## begin GIVEN TEXT
Intelligent game-playing characters have been used in the game industry to harness the power of graph algorithms to navigate complex virtual environments, strategically analyzing interconnected nodes and edges to optimize their movements and decision- making processes. By leveraging graph traversal techniques such as breadth-first search (BFS) and depth-first search (DFS), these characters can efficiently explore vast game worlds, identify optimal paths, and anticipate opponent movements.

Develop an effective approach to track and intercept a moving opponent in a (simplified version of the) 2D Game called Rogue. You will also create a viable plan to evade interception from said opponent.

Rules of the Game
The game of Rogue is played on an N-by-N grid that represents the dungeon. The two players are a rogue and a monster. The rogue is represented with the character @. The monster is represented by an uppercase letter A through Z.
The monster and rogue take turns making moves, with the monster going first. If the monster intercepts the rogue (i.e., occupies the same site), then the monster kills the rogue, and the game ends. In each turn, a player either remains stationary or moves to an adjacent site.

There are three types of sites:
1. Rooms represented by .
2. Corridors represented by +
3. Walls represented by (a space)

The movement rules are:
. If a player is in a room site, then they can move to an adjacent room site in one of the 8 compass directions (N, E, S, W, NW, NE, SW, SE) or a corridor site in one of the 4 directions (N, E,S, W).
. If a player is in a corridor site, then they can move to an adjacent room or corridor site in one of the 4 directions (N, E,S, W).
. The walls are impenetrable.

Consider the following two dungeons.
## end GIVEN TEXT
• **EXERCISE**
Print, word for word, the section of the Rogue game description that begins with the words "The monster and" and ends with "an adjacent site.".
## begin AVAILABLE DATA
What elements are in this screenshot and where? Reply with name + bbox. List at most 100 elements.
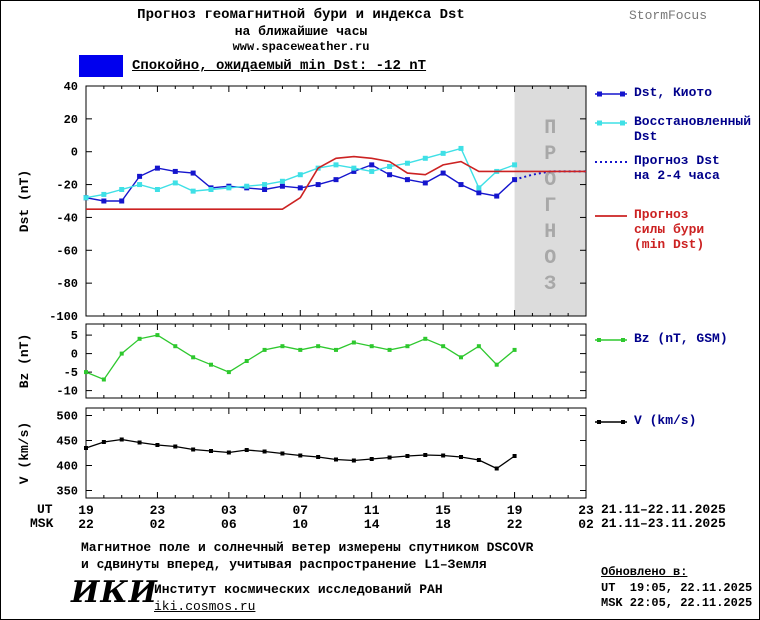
## end AVAILABLE DATA
• **RESPONSE**
The monster and rogue take turns making moves, with the monster going first. If the monster intercepts the rogue (i.e., occupies the same site), then the monster kills the rogue, and the game ends. In each turn, a player either remains stationary or moves to an adjacent site.